Aim of the exercise - Check each line of the records below and collect those that include the word "JSON".

Data supplied -
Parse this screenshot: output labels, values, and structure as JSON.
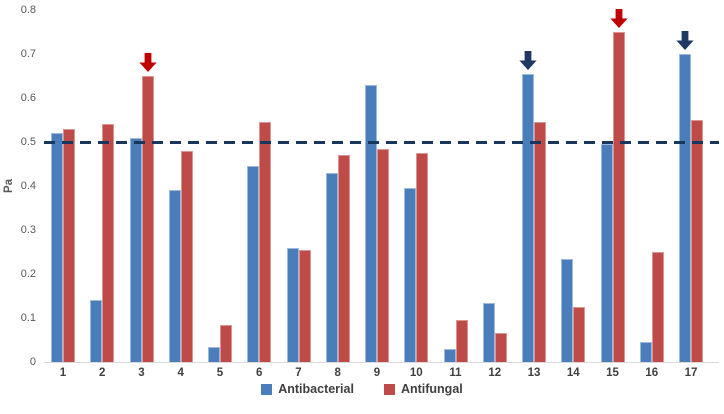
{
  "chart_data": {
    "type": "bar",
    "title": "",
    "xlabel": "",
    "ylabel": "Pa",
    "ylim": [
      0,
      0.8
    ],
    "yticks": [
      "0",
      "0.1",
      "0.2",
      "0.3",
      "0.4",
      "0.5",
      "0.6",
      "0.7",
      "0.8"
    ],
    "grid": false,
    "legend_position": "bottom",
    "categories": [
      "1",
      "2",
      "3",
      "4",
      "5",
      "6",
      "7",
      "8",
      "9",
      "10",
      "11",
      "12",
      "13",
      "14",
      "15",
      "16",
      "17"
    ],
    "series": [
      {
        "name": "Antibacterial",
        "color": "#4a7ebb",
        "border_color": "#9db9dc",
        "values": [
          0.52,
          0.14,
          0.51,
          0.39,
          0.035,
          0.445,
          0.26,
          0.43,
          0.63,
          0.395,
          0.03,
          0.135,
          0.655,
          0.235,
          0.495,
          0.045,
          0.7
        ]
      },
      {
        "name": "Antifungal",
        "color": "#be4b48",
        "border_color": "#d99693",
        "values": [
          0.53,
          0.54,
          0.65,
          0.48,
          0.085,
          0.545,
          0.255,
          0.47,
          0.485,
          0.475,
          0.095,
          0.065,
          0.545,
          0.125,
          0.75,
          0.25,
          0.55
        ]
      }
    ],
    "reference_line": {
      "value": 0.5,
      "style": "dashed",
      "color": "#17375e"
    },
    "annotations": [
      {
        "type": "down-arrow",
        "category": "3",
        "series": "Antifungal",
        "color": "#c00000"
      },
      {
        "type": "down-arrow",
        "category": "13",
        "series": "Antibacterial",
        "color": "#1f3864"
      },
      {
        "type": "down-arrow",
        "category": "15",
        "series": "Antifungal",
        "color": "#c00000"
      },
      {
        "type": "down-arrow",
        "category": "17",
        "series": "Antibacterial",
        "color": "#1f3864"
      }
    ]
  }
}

==

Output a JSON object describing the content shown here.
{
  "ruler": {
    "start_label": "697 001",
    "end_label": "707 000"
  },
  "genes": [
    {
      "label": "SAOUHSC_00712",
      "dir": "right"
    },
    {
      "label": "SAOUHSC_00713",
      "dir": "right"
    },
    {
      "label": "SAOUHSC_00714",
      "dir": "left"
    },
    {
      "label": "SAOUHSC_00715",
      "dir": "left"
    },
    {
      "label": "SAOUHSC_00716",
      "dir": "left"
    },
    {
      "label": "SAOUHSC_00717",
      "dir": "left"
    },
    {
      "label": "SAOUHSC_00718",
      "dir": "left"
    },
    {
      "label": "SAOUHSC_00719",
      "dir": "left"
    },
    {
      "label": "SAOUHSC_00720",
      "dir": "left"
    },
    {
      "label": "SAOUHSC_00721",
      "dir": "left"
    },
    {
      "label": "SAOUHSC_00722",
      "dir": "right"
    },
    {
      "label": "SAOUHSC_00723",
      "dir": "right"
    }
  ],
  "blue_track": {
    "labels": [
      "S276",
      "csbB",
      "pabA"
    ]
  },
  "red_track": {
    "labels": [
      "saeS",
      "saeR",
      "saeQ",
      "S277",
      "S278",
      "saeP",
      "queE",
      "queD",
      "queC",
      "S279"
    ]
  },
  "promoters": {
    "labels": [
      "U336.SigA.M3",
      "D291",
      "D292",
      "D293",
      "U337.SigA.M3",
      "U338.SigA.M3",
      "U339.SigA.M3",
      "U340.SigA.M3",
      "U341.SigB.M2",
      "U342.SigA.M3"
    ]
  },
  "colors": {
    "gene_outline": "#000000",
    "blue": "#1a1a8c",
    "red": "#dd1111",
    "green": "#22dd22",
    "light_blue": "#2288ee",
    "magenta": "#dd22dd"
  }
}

Solution -
Parse this screenshot: output labels, values, and structure as JSON.
Output a JSON object describing the content shown here.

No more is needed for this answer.